Your task: Say how many lines hold the string "Ensamstående"; please write nothing but the number.

-- Start Extracted material --

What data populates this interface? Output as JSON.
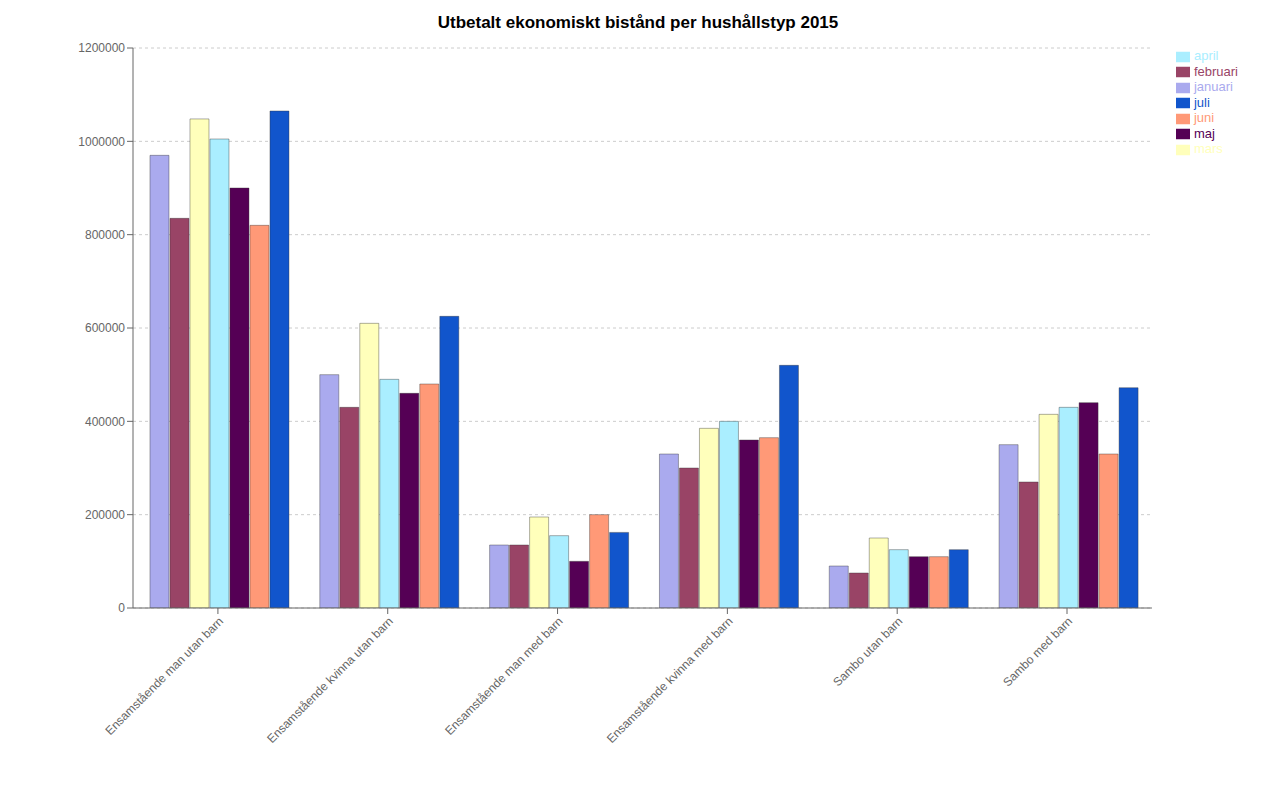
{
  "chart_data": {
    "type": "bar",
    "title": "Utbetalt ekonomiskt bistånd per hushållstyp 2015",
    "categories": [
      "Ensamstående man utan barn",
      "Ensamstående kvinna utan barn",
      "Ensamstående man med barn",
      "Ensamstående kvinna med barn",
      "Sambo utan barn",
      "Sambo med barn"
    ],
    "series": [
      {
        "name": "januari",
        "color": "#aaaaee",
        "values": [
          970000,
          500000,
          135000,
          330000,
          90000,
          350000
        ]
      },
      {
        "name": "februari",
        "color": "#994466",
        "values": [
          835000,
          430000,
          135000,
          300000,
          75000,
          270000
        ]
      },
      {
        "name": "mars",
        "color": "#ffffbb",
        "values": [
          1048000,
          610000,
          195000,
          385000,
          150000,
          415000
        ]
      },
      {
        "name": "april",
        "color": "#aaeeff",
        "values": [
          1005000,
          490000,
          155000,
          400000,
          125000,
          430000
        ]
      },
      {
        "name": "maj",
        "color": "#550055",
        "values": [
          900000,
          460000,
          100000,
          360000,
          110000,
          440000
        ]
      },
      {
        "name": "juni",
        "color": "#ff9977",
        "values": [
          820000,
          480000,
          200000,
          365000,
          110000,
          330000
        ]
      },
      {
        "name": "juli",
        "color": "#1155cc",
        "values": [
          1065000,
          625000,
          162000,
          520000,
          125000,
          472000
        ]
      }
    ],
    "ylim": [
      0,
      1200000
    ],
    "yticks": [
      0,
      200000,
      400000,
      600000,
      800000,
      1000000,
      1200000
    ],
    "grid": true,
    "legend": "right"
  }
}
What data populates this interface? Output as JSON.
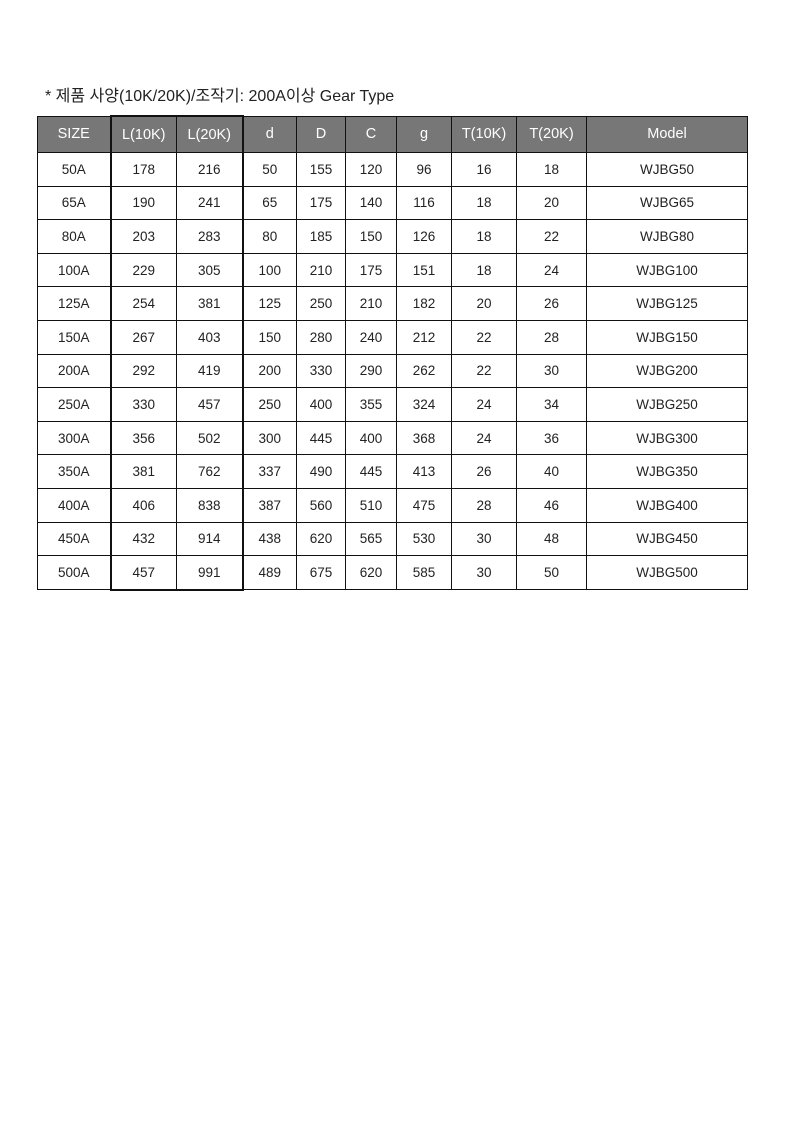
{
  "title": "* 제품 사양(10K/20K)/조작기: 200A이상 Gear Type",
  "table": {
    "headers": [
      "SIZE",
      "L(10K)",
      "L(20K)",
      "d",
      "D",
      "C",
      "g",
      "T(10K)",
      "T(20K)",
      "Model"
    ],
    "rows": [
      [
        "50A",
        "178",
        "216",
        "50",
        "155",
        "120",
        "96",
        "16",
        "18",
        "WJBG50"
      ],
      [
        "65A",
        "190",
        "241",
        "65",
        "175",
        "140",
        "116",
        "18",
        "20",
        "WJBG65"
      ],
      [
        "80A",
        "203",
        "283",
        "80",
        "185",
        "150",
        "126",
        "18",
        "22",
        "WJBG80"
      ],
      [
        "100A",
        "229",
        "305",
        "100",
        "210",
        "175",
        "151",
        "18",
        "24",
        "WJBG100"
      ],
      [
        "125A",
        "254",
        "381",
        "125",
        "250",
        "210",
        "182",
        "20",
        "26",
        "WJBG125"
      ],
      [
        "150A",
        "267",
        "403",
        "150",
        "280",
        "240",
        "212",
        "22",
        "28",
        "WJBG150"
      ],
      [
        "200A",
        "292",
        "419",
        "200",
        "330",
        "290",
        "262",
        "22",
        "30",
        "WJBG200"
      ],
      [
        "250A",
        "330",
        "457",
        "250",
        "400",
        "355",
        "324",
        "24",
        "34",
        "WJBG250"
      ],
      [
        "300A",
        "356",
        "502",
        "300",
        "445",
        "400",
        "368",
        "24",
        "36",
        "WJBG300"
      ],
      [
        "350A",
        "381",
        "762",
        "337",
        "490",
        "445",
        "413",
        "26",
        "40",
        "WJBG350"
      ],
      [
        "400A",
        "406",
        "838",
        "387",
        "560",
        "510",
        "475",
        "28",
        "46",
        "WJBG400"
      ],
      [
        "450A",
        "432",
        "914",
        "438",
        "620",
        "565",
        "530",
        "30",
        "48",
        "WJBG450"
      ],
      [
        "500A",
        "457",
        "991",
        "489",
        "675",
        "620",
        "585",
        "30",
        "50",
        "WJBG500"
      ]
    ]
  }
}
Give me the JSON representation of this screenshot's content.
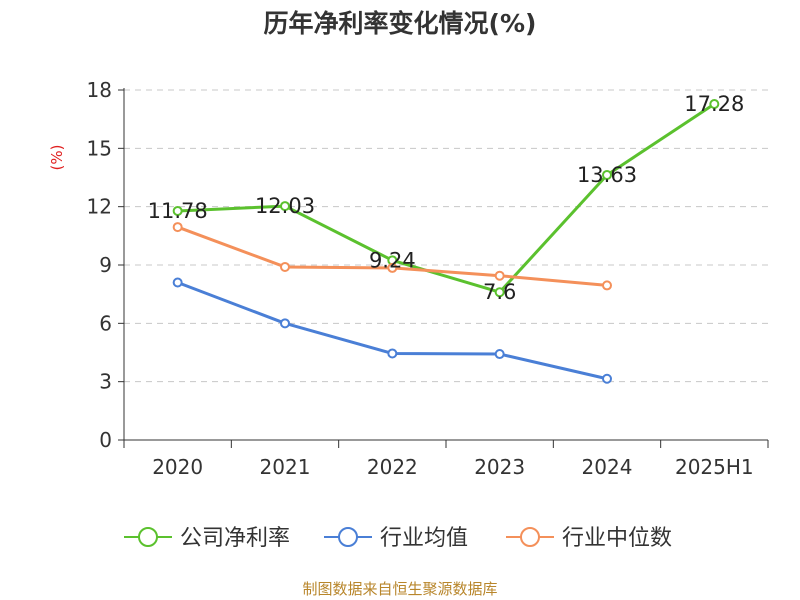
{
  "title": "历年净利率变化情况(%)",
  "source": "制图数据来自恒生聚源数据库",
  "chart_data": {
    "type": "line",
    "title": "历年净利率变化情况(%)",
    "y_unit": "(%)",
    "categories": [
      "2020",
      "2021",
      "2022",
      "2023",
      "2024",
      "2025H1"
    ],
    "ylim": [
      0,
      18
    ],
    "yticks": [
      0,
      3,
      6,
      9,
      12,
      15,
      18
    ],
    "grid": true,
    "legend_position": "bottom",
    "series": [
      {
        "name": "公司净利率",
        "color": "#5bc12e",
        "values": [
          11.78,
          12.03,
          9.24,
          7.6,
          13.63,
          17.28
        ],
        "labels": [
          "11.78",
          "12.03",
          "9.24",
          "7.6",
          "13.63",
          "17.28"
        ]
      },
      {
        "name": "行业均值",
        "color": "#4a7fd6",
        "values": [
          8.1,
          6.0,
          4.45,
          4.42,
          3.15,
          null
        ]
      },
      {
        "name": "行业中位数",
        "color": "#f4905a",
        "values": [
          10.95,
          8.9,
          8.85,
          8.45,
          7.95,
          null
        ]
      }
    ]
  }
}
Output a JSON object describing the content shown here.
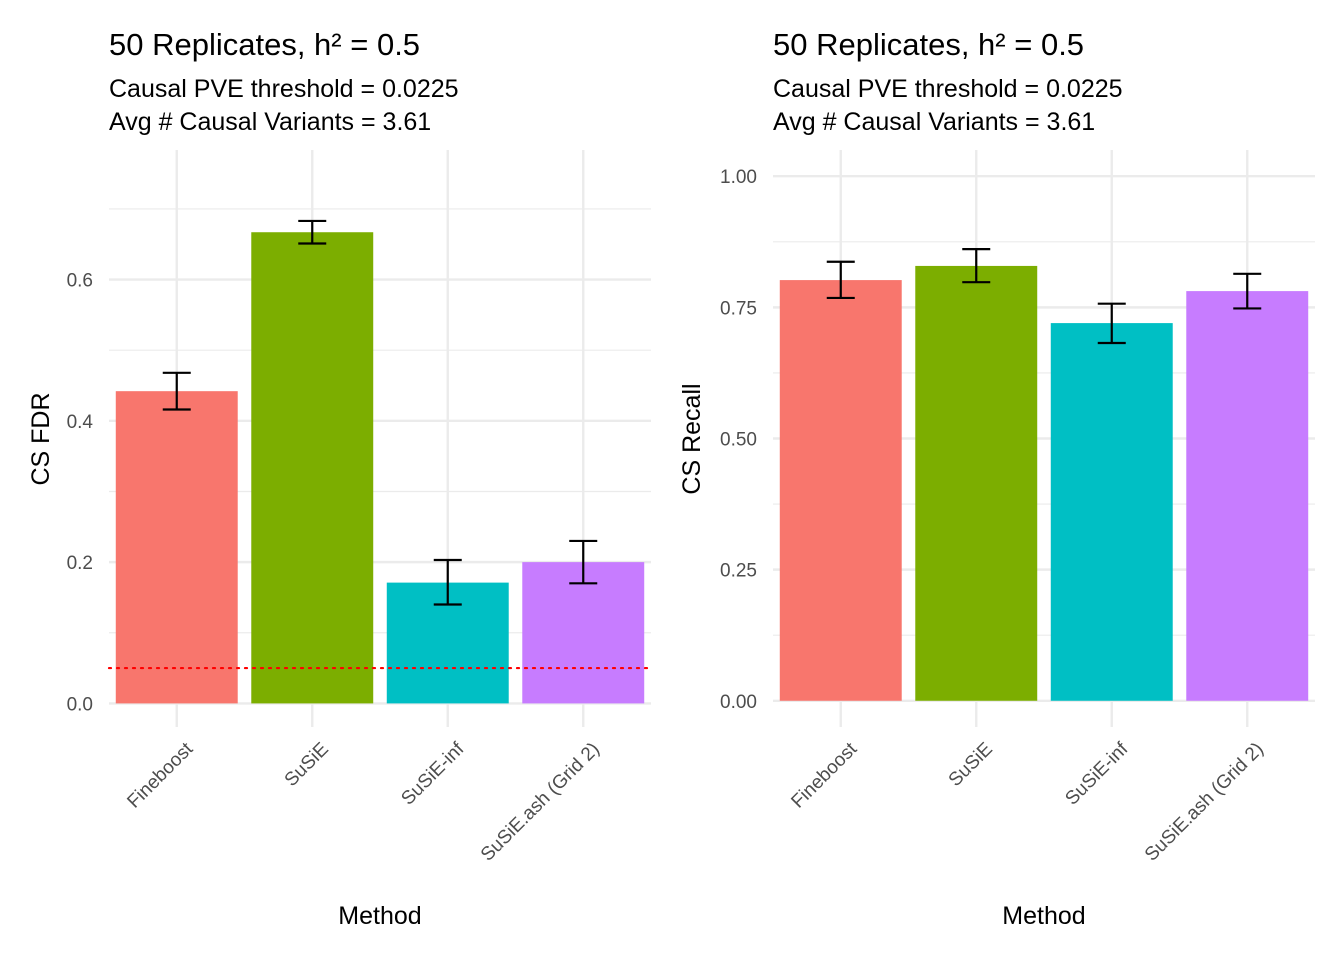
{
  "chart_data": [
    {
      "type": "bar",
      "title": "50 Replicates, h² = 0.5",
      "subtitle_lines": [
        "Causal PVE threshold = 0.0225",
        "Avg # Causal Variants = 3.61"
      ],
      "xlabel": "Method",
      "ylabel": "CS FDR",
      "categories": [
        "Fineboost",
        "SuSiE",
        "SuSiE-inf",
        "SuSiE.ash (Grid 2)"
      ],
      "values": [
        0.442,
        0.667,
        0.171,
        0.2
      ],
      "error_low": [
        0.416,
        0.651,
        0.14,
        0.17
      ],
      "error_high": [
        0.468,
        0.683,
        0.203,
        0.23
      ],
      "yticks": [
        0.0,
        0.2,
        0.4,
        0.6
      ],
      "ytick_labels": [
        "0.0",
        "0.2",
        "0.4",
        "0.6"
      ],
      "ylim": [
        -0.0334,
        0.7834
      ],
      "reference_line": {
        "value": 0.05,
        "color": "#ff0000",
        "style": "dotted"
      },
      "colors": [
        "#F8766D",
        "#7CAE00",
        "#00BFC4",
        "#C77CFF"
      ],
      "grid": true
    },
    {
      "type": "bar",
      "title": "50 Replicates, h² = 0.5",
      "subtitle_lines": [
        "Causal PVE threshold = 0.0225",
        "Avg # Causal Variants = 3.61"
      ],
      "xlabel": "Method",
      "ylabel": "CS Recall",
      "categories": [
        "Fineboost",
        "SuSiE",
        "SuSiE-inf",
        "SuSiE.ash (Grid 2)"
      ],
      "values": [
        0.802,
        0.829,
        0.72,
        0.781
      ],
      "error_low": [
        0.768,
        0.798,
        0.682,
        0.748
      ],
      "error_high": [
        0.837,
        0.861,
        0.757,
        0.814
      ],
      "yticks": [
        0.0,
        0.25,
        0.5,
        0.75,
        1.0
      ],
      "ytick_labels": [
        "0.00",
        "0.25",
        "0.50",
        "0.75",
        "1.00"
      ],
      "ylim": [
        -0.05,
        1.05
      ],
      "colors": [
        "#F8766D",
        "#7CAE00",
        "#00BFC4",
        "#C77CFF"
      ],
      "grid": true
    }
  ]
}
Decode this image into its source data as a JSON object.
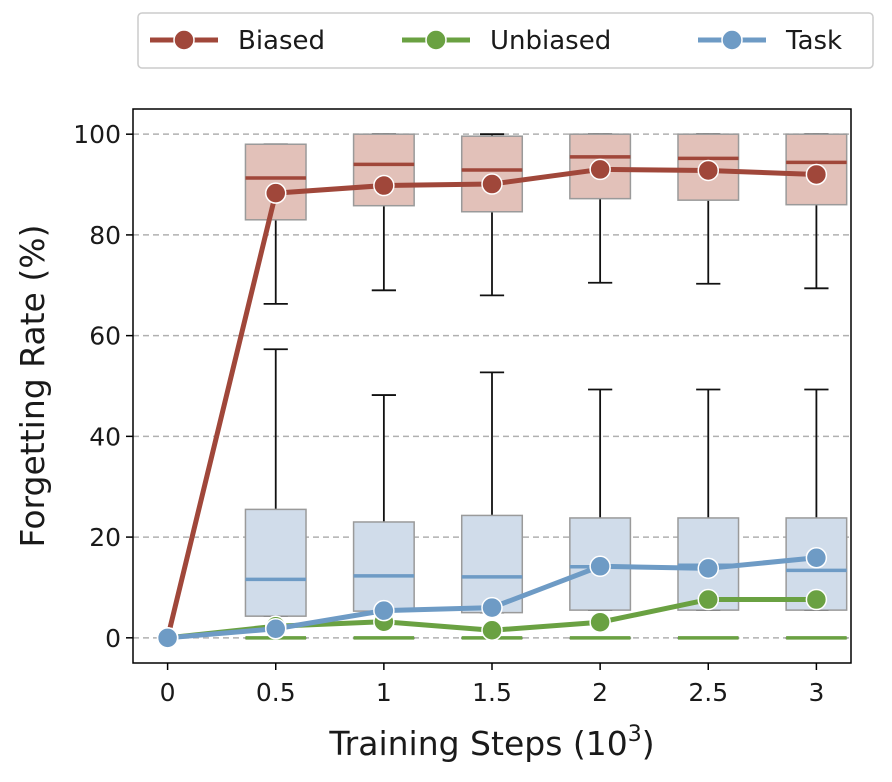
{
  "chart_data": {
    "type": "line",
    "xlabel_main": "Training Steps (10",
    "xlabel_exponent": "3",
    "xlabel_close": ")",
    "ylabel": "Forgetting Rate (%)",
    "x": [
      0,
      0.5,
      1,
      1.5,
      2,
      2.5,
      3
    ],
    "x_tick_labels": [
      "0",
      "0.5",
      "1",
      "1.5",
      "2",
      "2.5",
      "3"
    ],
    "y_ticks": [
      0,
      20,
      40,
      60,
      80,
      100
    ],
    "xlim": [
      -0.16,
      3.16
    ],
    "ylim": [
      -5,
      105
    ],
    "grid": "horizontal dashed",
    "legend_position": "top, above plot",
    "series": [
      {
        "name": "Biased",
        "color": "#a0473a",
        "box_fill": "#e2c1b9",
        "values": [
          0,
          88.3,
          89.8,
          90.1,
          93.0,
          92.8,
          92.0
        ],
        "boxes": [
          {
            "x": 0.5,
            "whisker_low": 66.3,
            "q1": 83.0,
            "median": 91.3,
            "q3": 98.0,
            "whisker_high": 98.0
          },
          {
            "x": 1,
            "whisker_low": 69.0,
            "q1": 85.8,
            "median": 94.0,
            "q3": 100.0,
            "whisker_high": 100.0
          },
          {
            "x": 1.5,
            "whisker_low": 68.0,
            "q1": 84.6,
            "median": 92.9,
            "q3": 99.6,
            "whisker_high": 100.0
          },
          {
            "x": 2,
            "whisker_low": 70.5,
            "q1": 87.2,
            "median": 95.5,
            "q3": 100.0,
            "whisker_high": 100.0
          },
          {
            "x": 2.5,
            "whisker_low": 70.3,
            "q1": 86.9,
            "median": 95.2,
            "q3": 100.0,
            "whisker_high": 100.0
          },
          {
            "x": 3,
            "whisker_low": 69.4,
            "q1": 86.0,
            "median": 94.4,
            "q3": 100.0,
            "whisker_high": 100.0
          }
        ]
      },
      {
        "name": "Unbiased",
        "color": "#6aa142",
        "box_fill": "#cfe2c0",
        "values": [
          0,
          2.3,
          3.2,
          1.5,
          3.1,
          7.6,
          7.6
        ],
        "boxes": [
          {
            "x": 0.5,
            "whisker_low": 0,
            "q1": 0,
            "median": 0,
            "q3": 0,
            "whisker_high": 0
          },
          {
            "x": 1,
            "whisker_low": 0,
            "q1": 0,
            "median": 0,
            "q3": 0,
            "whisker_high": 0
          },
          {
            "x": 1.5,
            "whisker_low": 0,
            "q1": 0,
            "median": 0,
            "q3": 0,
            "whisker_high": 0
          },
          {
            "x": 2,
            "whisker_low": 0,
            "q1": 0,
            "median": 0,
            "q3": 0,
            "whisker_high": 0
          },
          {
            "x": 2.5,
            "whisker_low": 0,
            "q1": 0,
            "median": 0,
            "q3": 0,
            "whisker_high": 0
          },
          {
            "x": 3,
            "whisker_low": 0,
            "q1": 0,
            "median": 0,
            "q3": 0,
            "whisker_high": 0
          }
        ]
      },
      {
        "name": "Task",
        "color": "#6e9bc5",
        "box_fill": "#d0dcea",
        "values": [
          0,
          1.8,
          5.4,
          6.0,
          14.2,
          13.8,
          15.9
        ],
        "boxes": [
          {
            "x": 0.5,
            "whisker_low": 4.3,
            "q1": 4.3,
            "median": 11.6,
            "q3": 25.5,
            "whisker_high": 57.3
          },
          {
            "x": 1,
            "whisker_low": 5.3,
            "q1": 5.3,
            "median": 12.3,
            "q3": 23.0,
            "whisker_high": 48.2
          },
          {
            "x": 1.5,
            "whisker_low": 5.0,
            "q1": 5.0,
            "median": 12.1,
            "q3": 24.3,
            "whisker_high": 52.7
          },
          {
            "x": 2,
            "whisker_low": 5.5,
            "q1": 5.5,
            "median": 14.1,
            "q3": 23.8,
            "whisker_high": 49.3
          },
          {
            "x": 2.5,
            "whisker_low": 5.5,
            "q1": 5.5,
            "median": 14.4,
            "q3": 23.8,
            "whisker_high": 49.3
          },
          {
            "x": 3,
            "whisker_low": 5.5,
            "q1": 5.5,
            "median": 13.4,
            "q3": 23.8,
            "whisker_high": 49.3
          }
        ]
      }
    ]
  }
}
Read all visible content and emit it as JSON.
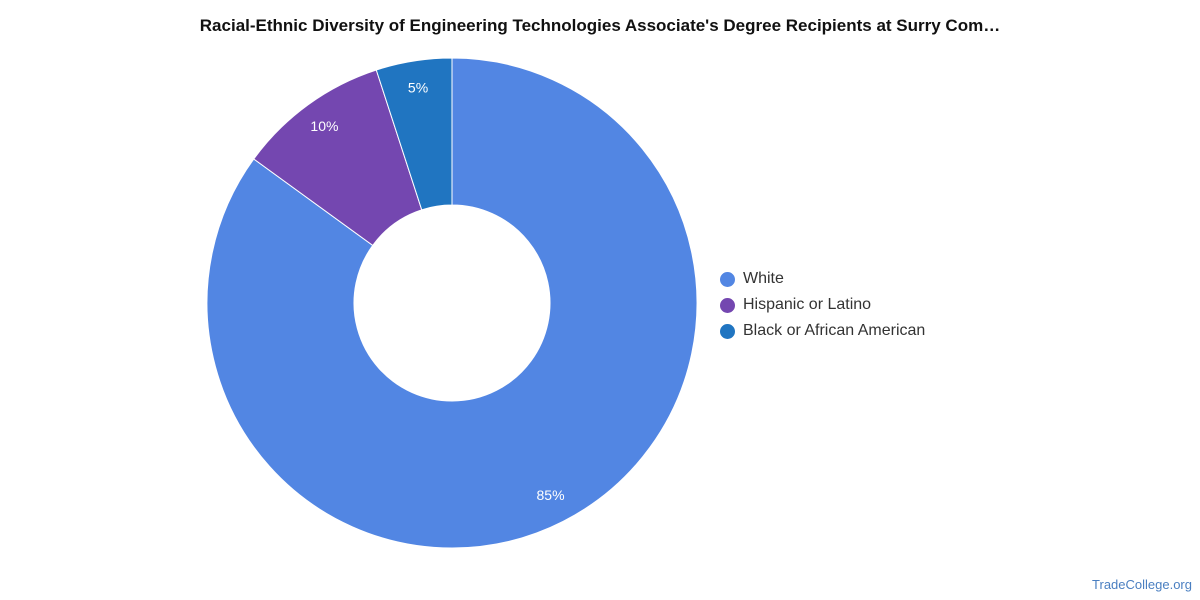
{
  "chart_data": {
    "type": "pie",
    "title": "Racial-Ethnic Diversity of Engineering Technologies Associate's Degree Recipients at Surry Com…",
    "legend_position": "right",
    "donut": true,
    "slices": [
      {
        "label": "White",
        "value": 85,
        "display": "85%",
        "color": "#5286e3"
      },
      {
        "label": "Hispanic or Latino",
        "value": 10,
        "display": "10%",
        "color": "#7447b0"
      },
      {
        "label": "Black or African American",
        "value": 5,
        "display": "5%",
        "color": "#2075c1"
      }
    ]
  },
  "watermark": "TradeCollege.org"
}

-- End Extracted material --

Task solution: 4